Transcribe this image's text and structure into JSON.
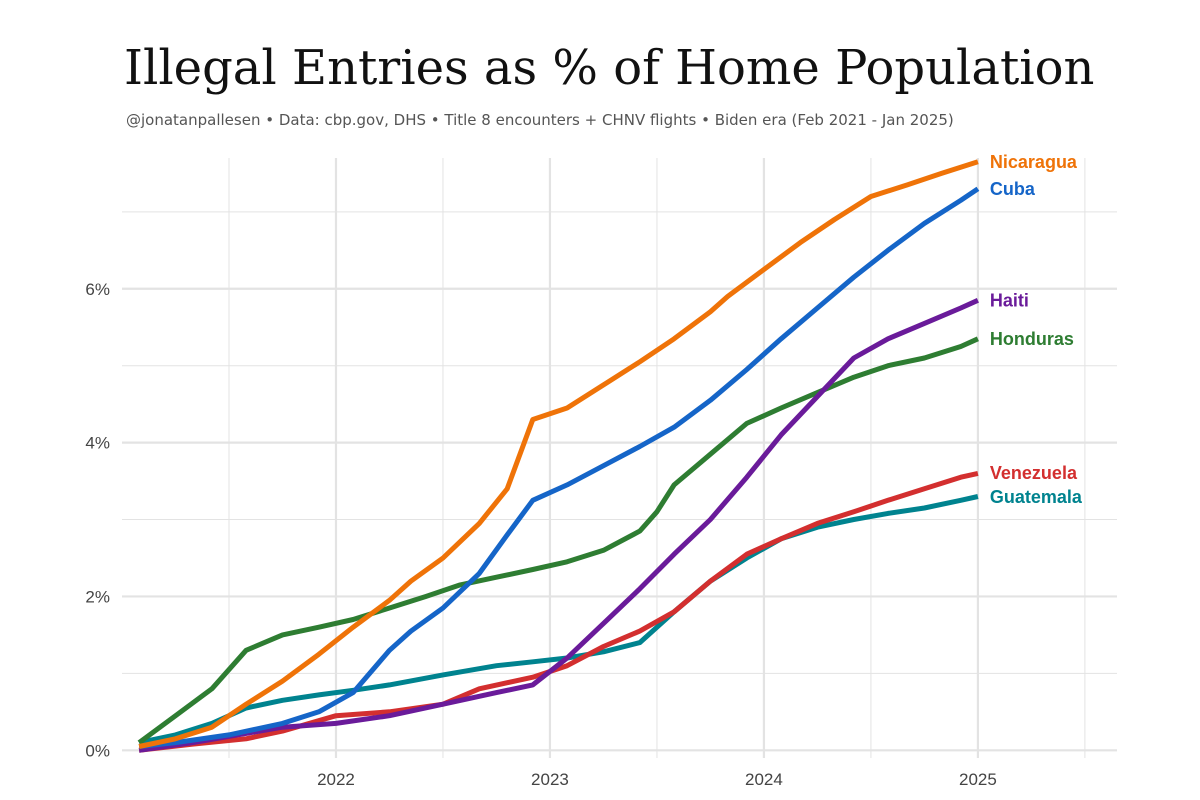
{
  "header": {
    "title": "Illegal Entries as % of Home Population",
    "subtitle": "@jonatanpallesen  •  Data: cbp.gov, DHS  •  Title 8 encounters + CHNV flights  •  Biden era (Feb 2021 - Jan 2025)"
  },
  "colors": {
    "gridline": "#e3e3e3",
    "axis_text": "#444444"
  },
  "chart_data": {
    "type": "line",
    "title": "Illegal Entries as % of Home Population",
    "xlabel": "",
    "ylabel": "",
    "xlim": [
      2021.0,
      2025.65
    ],
    "ylim": [
      -0.1,
      7.7
    ],
    "x_ticks": [
      2022,
      2023,
      2024,
      2025
    ],
    "x_tick_labels": [
      "2022",
      "2023",
      "2024",
      "2025"
    ],
    "y_ticks": [
      0,
      2,
      4,
      6
    ],
    "y_tick_labels": [
      "0%",
      "2%",
      "4%",
      "6%"
    ],
    "grid": true,
    "legend": "direct labels at line ends (right)",
    "series": [
      {
        "name": "Nicaragua",
        "color": "#EF7308",
        "x": [
          2021.08,
          2021.25,
          2021.42,
          2021.58,
          2021.75,
          2021.92,
          2022.08,
          2022.25,
          2022.35,
          2022.5,
          2022.67,
          2022.8,
          2022.92,
          2023.08,
          2023.25,
          2023.42,
          2023.58,
          2023.75,
          2023.83,
          2024.0,
          2024.17,
          2024.33,
          2024.5,
          2024.67,
          2024.83,
          2025.0
        ],
        "values": [
          0.05,
          0.15,
          0.3,
          0.6,
          0.9,
          1.25,
          1.6,
          1.95,
          2.2,
          2.5,
          2.95,
          3.4,
          4.3,
          4.45,
          4.75,
          5.05,
          5.35,
          5.7,
          5.9,
          6.25,
          6.6,
          6.9,
          7.2,
          7.35,
          7.5,
          7.65
        ]
      },
      {
        "name": "Cuba",
        "color": "#1565C8",
        "x": [
          2021.08,
          2021.25,
          2021.5,
          2021.75,
          2021.92,
          2022.08,
          2022.25,
          2022.35,
          2022.5,
          2022.67,
          2022.8,
          2022.92,
          2023.08,
          2023.25,
          2023.42,
          2023.58,
          2023.75,
          2023.92,
          2024.08,
          2024.25,
          2024.42,
          2024.58,
          2024.75,
          2024.92,
          2025.0
        ],
        "values": [
          0.05,
          0.1,
          0.2,
          0.35,
          0.5,
          0.75,
          1.3,
          1.55,
          1.85,
          2.3,
          2.8,
          3.25,
          3.45,
          3.7,
          3.95,
          4.2,
          4.55,
          4.95,
          5.35,
          5.75,
          6.15,
          6.5,
          6.85,
          7.15,
          7.3
        ]
      },
      {
        "name": "Haiti",
        "color": "#6A1B9A",
        "x": [
          2021.08,
          2021.33,
          2021.58,
          2021.75,
          2022.0,
          2022.25,
          2022.5,
          2022.75,
          2022.92,
          2023.08,
          2023.25,
          2023.42,
          2023.58,
          2023.75,
          2023.92,
          2024.08,
          2024.25,
          2024.42,
          2024.58,
          2024.75,
          2024.92,
          2025.0
        ],
        "values": [
          0.0,
          0.1,
          0.22,
          0.3,
          0.35,
          0.45,
          0.6,
          0.75,
          0.85,
          1.2,
          1.65,
          2.1,
          2.55,
          3.0,
          3.55,
          4.1,
          4.6,
          5.1,
          5.35,
          5.55,
          5.75,
          5.85
        ]
      },
      {
        "name": "Honduras",
        "color": "#2E7D32",
        "x": [
          2021.08,
          2021.25,
          2021.42,
          2021.58,
          2021.75,
          2021.92,
          2022.08,
          2022.25,
          2022.42,
          2022.58,
          2022.75,
          2022.92,
          2023.08,
          2023.25,
          2023.42,
          2023.5,
          2023.58,
          2023.75,
          2023.92,
          2024.08,
          2024.25,
          2024.42,
          2024.58,
          2024.75,
          2024.92,
          2025.0
        ],
        "values": [
          0.1,
          0.45,
          0.8,
          1.3,
          1.5,
          1.6,
          1.7,
          1.85,
          2.0,
          2.15,
          2.25,
          2.35,
          2.45,
          2.6,
          2.85,
          3.1,
          3.45,
          3.85,
          4.25,
          4.45,
          4.65,
          4.85,
          5.0,
          5.1,
          5.25,
          5.35
        ]
      },
      {
        "name": "Venezuela",
        "color": "#D32F2F",
        "x": [
          2021.08,
          2021.33,
          2021.58,
          2021.75,
          2022.0,
          2022.25,
          2022.5,
          2022.67,
          2022.92,
          2023.08,
          2023.25,
          2023.42,
          2023.58,
          2023.75,
          2023.92,
          2024.08,
          2024.25,
          2024.42,
          2024.58,
          2024.75,
          2024.92,
          2025.0
        ],
        "values": [
          0.0,
          0.08,
          0.15,
          0.25,
          0.45,
          0.5,
          0.6,
          0.8,
          0.95,
          1.1,
          1.35,
          1.55,
          1.8,
          2.2,
          2.55,
          2.75,
          2.95,
          3.1,
          3.25,
          3.4,
          3.55,
          3.6
        ]
      },
      {
        "name": "Guatemala",
        "color": "#00838F",
        "x": [
          2021.08,
          2021.25,
          2021.42,
          2021.58,
          2021.75,
          2021.92,
          2022.08,
          2022.25,
          2022.5,
          2022.75,
          2022.92,
          2023.08,
          2023.25,
          2023.42,
          2023.58,
          2023.75,
          2023.92,
          2024.08,
          2024.25,
          2024.42,
          2024.58,
          2024.75,
          2024.92,
          2025.0
        ],
        "values": [
          0.1,
          0.2,
          0.35,
          0.55,
          0.65,
          0.72,
          0.78,
          0.85,
          0.98,
          1.1,
          1.15,
          1.2,
          1.28,
          1.4,
          1.8,
          2.2,
          2.5,
          2.75,
          2.9,
          3.0,
          3.08,
          3.15,
          3.25,
          3.3
        ]
      }
    ]
  }
}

=-=-=-=-=

◆ Your objective:
Copy every record character for character. Skip the pictures.

◆ Finished exercise:
Transcribe this image's text and structure into JSON.
{
  "header": {
    "title": "Illegal Entries as % of Home Population",
    "subtitle": "@jonatanpallesen  •  Data: cbp.gov, DHS  •  Title 8 encounters + CHNV flights  •  Biden era (Feb 2021 - Jan 2025)"
  },
  "colors": {
    "gridline": "#e3e3e3",
    "axis_text": "#444444"
  },
  "chart_data": {
    "type": "line",
    "title": "Illegal Entries as % of Home Population",
    "xlabel": "",
    "ylabel": "",
    "xlim": [
      2021.0,
      2025.65
    ],
    "ylim": [
      -0.1,
      7.7
    ],
    "x_ticks": [
      2022,
      2023,
      2024,
      2025
    ],
    "x_tick_labels": [
      "2022",
      "2023",
      "2024",
      "2025"
    ],
    "y_ticks": [
      0,
      2,
      4,
      6
    ],
    "y_tick_labels": [
      "0%",
      "2%",
      "4%",
      "6%"
    ],
    "grid": true,
    "legend": "direct labels at line ends (right)",
    "series": [
      {
        "name": "Nicaragua",
        "color": "#EF7308",
        "x": [
          2021.08,
          2021.25,
          2021.42,
          2021.58,
          2021.75,
          2021.92,
          2022.08,
          2022.25,
          2022.35,
          2022.5,
          2022.67,
          2022.8,
          2022.92,
          2023.08,
          2023.25,
          2023.42,
          2023.58,
          2023.75,
          2023.83,
          2024.0,
          2024.17,
          2024.33,
          2024.5,
          2024.67,
          2024.83,
          2025.0
        ],
        "values": [
          0.05,
          0.15,
          0.3,
          0.6,
          0.9,
          1.25,
          1.6,
          1.95,
          2.2,
          2.5,
          2.95,
          3.4,
          4.3,
          4.45,
          4.75,
          5.05,
          5.35,
          5.7,
          5.9,
          6.25,
          6.6,
          6.9,
          7.2,
          7.35,
          7.5,
          7.65
        ]
      },
      {
        "name": "Cuba",
        "color": "#1565C8",
        "x": [
          2021.08,
          2021.25,
          2021.5,
          2021.75,
          2021.92,
          2022.08,
          2022.25,
          2022.35,
          2022.5,
          2022.67,
          2022.8,
          2022.92,
          2023.08,
          2023.25,
          2023.42,
          2023.58,
          2023.75,
          2023.92,
          2024.08,
          2024.25,
          2024.42,
          2024.58,
          2024.75,
          2024.92,
          2025.0
        ],
        "values": [
          0.05,
          0.1,
          0.2,
          0.35,
          0.5,
          0.75,
          1.3,
          1.55,
          1.85,
          2.3,
          2.8,
          3.25,
          3.45,
          3.7,
          3.95,
          4.2,
          4.55,
          4.95,
          5.35,
          5.75,
          6.15,
          6.5,
          6.85,
          7.15,
          7.3
        ]
      },
      {
        "name": "Haiti",
        "color": "#6A1B9A",
        "x": [
          2021.08,
          2021.33,
          2021.58,
          2021.75,
          2022.0,
          2022.25,
          2022.5,
          2022.75,
          2022.92,
          2023.08,
          2023.25,
          2023.42,
          2023.58,
          2023.75,
          2023.92,
          2024.08,
          2024.25,
          2024.42,
          2024.58,
          2024.75,
          2024.92,
          2025.0
        ],
        "values": [
          0.0,
          0.1,
          0.22,
          0.3,
          0.35,
          0.45,
          0.6,
          0.75,
          0.85,
          1.2,
          1.65,
          2.1,
          2.55,
          3.0,
          3.55,
          4.1,
          4.6,
          5.1,
          5.35,
          5.55,
          5.75,
          5.85
        ]
      },
      {
        "name": "Honduras",
        "color": "#2E7D32",
        "x": [
          2021.08,
          2021.25,
          2021.42,
          2021.58,
          2021.75,
          2021.92,
          2022.08,
          2022.25,
          2022.42,
          2022.58,
          2022.75,
          2022.92,
          2023.08,
          2023.25,
          2023.42,
          2023.5,
          2023.58,
          2023.75,
          2023.92,
          2024.08,
          2024.25,
          2024.42,
          2024.58,
          2024.75,
          2024.92,
          2025.0
        ],
        "values": [
          0.1,
          0.45,
          0.8,
          1.3,
          1.5,
          1.6,
          1.7,
          1.85,
          2.0,
          2.15,
          2.25,
          2.35,
          2.45,
          2.6,
          2.85,
          3.1,
          3.45,
          3.85,
          4.25,
          4.45,
          4.65,
          4.85,
          5.0,
          5.1,
          5.25,
          5.35
        ]
      },
      {
        "name": "Venezuela",
        "color": "#D32F2F",
        "x": [
          2021.08,
          2021.33,
          2021.58,
          2021.75,
          2022.0,
          2022.25,
          2022.5,
          2022.67,
          2022.92,
          2023.08,
          2023.25,
          2023.42,
          2023.58,
          2023.75,
          2023.92,
          2024.08,
          2024.25,
          2024.42,
          2024.58,
          2024.75,
          2024.92,
          2025.0
        ],
        "values": [
          0.0,
          0.08,
          0.15,
          0.25,
          0.45,
          0.5,
          0.6,
          0.8,
          0.95,
          1.1,
          1.35,
          1.55,
          1.8,
          2.2,
          2.55,
          2.75,
          2.95,
          3.1,
          3.25,
          3.4,
          3.55,
          3.6
        ]
      },
      {
        "name": "Guatemala",
        "color": "#00838F",
        "x": [
          2021.08,
          2021.25,
          2021.42,
          2021.58,
          2021.75,
          2021.92,
          2022.08,
          2022.25,
          2022.5,
          2022.75,
          2022.92,
          2023.08,
          2023.25,
          2023.42,
          2023.58,
          2023.75,
          2023.92,
          2024.08,
          2024.25,
          2024.42,
          2024.58,
          2024.75,
          2024.92,
          2025.0
        ],
        "values": [
          0.1,
          0.2,
          0.35,
          0.55,
          0.65,
          0.72,
          0.78,
          0.85,
          0.98,
          1.1,
          1.15,
          1.2,
          1.28,
          1.4,
          1.8,
          2.2,
          2.5,
          2.75,
          2.9,
          3.0,
          3.08,
          3.15,
          3.25,
          3.3
        ]
      }
    ]
  }
}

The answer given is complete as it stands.